- Structured figure records
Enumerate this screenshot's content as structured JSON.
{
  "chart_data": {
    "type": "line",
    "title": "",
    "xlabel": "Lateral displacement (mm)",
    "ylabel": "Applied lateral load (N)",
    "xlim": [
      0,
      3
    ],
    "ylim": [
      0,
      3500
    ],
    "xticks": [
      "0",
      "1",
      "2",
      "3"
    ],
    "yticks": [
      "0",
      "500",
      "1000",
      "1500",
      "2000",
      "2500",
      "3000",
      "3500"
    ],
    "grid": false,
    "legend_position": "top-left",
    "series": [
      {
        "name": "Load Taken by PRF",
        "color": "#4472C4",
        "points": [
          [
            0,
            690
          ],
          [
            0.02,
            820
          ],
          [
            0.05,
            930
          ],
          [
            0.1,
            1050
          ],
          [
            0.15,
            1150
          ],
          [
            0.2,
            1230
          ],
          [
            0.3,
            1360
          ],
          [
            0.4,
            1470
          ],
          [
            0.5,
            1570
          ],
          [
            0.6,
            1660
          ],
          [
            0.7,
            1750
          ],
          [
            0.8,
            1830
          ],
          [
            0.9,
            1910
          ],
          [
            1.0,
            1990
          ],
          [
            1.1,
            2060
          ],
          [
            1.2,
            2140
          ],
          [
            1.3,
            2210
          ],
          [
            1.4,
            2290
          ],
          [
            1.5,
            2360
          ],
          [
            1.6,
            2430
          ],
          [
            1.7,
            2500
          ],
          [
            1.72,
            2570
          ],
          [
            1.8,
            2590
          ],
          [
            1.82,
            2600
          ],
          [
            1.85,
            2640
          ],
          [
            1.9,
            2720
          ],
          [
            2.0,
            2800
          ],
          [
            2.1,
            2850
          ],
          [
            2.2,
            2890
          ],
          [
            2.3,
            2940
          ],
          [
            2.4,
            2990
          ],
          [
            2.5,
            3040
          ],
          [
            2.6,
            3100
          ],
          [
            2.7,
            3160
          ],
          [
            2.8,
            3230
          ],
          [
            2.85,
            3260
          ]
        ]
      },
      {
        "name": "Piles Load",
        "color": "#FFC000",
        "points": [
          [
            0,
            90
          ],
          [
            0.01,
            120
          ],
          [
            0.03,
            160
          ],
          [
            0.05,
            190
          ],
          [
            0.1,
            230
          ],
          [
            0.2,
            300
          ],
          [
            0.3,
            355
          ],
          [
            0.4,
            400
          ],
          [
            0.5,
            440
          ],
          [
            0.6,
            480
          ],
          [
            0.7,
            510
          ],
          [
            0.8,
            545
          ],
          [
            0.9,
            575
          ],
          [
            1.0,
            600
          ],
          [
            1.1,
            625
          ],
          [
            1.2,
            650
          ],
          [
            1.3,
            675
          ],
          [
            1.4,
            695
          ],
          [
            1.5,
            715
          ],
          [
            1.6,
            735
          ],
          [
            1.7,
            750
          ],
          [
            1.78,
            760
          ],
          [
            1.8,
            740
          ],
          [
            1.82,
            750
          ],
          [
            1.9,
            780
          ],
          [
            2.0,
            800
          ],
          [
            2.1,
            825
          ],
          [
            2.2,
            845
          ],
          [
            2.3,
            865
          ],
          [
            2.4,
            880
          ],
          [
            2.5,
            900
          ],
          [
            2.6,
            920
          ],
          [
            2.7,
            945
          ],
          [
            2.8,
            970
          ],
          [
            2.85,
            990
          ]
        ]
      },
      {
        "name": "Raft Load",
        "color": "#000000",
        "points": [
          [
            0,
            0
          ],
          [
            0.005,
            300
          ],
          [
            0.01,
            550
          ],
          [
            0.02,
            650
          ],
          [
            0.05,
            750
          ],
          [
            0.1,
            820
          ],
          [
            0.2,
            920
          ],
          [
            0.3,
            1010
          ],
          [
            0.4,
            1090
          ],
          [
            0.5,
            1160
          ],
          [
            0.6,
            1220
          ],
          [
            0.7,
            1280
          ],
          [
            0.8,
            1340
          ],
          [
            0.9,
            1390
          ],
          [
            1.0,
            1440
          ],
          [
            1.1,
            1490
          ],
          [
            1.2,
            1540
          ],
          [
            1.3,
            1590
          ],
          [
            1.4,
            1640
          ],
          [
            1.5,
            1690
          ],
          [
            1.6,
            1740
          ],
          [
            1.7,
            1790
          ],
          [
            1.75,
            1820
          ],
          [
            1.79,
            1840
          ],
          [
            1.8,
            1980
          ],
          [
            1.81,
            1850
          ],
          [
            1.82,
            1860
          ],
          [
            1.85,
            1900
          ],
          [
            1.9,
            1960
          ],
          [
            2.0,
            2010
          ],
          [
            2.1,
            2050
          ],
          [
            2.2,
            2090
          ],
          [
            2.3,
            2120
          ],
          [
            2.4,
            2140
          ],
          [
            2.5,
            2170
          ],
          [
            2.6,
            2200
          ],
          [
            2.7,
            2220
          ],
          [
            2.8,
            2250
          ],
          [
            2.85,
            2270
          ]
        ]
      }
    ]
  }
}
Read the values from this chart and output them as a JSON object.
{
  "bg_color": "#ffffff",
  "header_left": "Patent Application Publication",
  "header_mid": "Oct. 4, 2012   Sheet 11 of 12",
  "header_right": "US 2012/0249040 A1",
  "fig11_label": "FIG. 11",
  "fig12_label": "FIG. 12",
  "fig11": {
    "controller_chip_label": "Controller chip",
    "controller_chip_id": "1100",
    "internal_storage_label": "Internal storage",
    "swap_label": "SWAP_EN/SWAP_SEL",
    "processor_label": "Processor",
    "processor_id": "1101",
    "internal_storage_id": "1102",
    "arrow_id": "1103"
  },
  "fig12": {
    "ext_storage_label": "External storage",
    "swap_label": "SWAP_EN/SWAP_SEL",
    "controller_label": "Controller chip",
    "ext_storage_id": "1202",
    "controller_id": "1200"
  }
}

- YOUR INSTRUCTIONS
Copy the lines from the entries above in which the word "JSON" appears.

- RESULT BELOW
Enumerate this screenshot's content as structured JSON.
Read the values from this chart and output them as a JSON object.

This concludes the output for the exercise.